* **OBJECTIVE**:
What follows is a listing to be transcribed exactly.
## begin SUPPLIED INFORMATION
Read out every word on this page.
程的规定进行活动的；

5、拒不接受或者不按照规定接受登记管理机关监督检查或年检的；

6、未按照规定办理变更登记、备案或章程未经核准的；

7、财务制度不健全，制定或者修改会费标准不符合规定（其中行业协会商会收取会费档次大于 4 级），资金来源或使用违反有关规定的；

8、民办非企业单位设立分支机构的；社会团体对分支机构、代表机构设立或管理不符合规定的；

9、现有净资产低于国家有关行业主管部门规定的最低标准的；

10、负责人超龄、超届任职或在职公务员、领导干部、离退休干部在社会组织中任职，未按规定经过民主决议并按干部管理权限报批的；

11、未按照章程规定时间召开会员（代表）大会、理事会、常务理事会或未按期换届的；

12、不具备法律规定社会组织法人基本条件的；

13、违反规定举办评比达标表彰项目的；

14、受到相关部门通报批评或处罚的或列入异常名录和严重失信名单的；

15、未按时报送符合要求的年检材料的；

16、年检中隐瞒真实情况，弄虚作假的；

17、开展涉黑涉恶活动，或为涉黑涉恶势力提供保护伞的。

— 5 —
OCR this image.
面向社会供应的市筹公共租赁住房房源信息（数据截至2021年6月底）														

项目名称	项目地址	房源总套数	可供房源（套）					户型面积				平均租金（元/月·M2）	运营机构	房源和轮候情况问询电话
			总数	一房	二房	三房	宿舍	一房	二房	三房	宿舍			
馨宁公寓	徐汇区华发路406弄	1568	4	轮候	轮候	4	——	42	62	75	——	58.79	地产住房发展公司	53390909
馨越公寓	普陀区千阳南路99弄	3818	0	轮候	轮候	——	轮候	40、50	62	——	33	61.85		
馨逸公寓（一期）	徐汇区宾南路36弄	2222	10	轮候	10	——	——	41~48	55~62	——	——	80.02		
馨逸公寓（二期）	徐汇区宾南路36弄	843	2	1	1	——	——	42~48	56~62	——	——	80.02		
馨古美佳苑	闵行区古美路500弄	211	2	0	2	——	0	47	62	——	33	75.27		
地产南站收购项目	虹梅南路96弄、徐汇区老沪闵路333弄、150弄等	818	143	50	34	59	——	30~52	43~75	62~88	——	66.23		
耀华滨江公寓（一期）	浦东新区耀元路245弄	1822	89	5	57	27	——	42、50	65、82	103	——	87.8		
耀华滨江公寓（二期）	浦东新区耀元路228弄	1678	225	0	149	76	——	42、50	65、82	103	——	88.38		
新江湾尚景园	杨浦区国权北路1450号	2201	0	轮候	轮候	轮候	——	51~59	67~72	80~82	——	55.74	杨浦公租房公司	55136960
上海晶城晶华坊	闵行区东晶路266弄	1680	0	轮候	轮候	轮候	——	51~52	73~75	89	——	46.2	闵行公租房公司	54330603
## end SUPPLIED INFORMATION
* **CORRECT RESPONSE**:
Read out every word on this page.
程的规定进行活动的；

5、拒不接受或者不按照规定接受登记管理机关监督检查或年检的；

6、未按照规定办理变更登记、备案或章程未经核准的；

7、财务制度不健全，制定或者修改会费标准不符合规定（其中行业协会商会收取会费档次大于 4 级），资金来源或使用违反有关规定的；

8、民办非企业单位设立分支机构的；社会团体对分支机构、代表机构设立或管理不符合规定的；

9、现有净资产低于国家有关行业主管部门规定的最低标准的；

10、负责人超龄、超届任职或在职公务员、领导干部、离退休干部在社会组织中任职，未按规定经过民主决议并按干部管理权限报批的；

11、未按照章程规定时间召开会员（代表）大会、理事会、常务理事会或未按期换届的；

12、不具备法律规定社会组织法人基本条件的；

13、违反规定举办评比达标表彰项目的；

14、受到相关部门通报批评或处罚的或列入异常名录和严重失信名单的；

15、未按时报送符合要求的年检材料的；

16、年检中隐瞒真实情况，弄虚作假的；

17、开展涉黑涉恶活动，或为涉黑涉恶势力提供保护伞的。

— 5 —
OCR this image.
面向社会供应的市筹公共租赁住房房源信息（数据截至2021年6月底）														

项目名称	项目地址	房源总套数	可供房源（套）					户型面积				平均租金（元/月·M2）	运营机构	房源和轮候情况问询电话
			总数	一房	二房	三房	宿舍	一房	二房	三房	宿舍			
馨宁公寓	徐汇区华发路406弄	1568	4	轮候	轮候	4	——	42	62	75	——	58.79	地产住房发展公司	53390909
馨越公寓	普陀区千阳南路99弄	3818	0	轮候	轮候	——	轮候	40、50	62	——	33	61.85		
馨逸公寓（一期）	徐汇区宾南路36弄	2222	10	轮候	10	——	——	41~48	55~62	——	——	80.02		
馨逸公寓（二期）	徐汇区宾南路36弄	843	2	1	1	——	——	42~48	56~62	——	——	80.02		
馨古美佳苑	闵行区古美路500弄	211	2	0	2	——	0	47	62	——	33	75.27		
地产南站收购项目	虹梅南路96弄、徐汇区老沪闵路333弄、150弄等	818	143	50	34	59	——	30~52	43~75	62~88	——	66.23		
耀华滨江公寓（一期）	浦东新区耀元路245弄	1822	89	5	57	27	——	42、50	65、82	103	——	87.8		
耀华滨江公寓（二期）	浦东新区耀元路228弄	1678	225	0	149	76	——	42、50	65、82	103	——	88.38		
新江湾尚景园	杨浦区国权北路1450号	2201	0	轮候	轮候	轮候	——	51~59	67~72	80~82	——	55.74	杨浦公租房公司	55136960
上海晶城晶华坊	闵行区东晶路266弄	1680	0	轮候	轮候	轮候	——	51~52	73~75	89	——	46.2	闵行公租房公司	54330603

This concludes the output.